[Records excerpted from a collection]
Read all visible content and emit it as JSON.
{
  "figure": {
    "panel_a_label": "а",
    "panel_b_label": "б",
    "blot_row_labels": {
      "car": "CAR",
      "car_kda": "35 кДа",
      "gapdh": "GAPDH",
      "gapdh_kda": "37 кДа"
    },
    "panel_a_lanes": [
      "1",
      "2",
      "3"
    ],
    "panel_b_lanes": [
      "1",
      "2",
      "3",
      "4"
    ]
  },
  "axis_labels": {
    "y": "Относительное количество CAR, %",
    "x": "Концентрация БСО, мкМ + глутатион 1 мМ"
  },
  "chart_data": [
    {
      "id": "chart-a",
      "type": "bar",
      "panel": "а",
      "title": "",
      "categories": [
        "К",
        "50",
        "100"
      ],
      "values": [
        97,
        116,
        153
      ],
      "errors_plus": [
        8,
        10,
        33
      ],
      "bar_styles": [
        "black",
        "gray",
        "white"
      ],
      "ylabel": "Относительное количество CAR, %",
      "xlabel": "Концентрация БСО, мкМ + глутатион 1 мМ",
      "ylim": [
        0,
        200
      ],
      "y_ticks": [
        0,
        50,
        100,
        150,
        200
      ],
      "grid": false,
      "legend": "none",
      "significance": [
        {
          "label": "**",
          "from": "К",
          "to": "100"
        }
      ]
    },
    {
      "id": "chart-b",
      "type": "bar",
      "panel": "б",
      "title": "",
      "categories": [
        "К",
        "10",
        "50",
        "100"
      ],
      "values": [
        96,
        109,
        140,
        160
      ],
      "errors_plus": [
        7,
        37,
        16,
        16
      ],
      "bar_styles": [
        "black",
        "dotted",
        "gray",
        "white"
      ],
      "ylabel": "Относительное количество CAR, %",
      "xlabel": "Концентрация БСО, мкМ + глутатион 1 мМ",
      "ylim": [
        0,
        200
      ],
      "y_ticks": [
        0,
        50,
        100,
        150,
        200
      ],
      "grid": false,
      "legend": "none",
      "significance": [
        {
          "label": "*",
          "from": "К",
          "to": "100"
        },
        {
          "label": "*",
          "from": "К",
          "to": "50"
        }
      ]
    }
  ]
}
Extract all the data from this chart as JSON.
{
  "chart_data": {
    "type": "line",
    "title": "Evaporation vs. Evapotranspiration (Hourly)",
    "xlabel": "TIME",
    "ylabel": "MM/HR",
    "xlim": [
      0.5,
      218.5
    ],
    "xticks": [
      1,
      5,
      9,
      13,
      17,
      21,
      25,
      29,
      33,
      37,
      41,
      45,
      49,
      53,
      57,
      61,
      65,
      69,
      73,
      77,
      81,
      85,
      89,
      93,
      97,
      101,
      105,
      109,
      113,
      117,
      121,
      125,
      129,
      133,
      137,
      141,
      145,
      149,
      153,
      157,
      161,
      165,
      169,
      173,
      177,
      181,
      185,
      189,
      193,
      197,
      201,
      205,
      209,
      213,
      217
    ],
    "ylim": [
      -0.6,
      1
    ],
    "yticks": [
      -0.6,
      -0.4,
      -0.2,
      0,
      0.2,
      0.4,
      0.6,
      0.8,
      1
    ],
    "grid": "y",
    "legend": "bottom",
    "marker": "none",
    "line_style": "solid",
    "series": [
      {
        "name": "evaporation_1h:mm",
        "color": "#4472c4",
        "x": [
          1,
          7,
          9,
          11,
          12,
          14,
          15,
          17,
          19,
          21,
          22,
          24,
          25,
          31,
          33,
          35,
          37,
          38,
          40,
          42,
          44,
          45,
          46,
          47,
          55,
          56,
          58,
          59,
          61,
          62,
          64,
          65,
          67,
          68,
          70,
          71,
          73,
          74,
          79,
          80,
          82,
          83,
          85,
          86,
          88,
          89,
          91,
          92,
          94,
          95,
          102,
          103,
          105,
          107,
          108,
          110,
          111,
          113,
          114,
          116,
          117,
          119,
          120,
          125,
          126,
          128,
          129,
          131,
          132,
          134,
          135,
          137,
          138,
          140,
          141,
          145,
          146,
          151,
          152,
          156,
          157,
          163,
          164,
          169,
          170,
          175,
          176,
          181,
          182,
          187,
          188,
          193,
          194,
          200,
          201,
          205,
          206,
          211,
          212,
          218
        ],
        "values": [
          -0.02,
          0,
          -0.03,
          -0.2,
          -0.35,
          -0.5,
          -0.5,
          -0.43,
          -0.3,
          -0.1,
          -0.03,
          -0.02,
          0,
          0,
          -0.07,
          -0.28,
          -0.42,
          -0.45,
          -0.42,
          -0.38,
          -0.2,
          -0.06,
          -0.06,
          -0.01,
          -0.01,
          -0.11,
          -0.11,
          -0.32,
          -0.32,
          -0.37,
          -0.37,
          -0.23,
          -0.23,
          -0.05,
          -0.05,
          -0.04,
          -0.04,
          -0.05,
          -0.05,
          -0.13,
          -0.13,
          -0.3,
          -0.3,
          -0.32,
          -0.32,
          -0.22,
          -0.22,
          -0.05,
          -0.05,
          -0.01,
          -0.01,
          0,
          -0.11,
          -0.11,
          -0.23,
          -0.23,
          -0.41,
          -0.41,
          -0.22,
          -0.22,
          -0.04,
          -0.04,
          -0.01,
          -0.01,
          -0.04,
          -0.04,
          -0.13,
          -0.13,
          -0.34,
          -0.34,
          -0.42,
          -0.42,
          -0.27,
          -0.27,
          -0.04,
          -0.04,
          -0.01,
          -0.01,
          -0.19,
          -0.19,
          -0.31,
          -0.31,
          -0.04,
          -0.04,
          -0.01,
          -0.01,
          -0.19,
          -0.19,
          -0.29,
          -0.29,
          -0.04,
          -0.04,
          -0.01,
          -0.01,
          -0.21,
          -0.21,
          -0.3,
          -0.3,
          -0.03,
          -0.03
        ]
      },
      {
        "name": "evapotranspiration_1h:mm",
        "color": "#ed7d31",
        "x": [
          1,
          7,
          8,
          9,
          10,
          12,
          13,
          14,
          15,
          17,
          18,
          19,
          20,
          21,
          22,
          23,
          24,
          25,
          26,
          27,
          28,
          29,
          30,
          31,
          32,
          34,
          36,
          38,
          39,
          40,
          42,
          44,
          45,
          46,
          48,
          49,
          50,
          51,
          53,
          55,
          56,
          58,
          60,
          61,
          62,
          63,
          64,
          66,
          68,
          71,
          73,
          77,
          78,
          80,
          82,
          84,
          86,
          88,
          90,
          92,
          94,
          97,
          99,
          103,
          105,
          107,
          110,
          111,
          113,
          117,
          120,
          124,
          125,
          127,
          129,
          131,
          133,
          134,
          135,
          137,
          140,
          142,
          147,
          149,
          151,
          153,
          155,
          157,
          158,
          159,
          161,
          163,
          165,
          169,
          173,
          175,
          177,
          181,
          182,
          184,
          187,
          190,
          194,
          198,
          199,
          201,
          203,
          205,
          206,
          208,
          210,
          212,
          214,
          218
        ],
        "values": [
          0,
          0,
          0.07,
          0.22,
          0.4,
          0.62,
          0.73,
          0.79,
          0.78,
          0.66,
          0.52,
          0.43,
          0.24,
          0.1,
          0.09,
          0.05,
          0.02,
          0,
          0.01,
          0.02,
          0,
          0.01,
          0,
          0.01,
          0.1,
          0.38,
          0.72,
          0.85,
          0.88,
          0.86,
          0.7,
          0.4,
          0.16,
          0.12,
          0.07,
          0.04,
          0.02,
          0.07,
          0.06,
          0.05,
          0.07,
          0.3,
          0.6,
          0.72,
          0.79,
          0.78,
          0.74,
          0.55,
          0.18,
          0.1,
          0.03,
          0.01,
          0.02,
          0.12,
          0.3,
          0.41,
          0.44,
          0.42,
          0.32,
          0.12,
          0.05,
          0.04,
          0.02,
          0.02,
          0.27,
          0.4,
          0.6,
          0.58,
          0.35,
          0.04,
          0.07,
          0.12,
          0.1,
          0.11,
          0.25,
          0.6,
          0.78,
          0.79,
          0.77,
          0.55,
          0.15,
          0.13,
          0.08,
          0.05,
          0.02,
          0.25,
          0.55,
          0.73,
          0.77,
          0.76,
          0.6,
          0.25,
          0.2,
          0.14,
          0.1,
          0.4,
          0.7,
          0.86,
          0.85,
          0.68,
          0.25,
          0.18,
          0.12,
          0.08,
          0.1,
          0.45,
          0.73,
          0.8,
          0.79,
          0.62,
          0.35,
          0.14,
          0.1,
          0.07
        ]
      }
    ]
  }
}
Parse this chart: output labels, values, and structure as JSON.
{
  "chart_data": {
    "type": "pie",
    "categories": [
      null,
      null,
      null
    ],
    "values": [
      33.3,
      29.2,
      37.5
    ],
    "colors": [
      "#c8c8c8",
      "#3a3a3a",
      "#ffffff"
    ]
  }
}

**What you need to do:** Retype exactly the lines from the one containing "Parse this chart: output" through the last line of the records above, including both.

**Output of the exercise:**
Parse this chart: output labels, values, and structure as JSON.
{
  "chart_data": {
    "type": "pie",
    "categories": [
      null,
      null,
      null
    ],
    "values": [
      33.3,
      29.2,
      37.5
    ],
    "colors": [
      "#c8c8c8",
      "#3a3a3a",
      "#ffffff"
    ]
  }
}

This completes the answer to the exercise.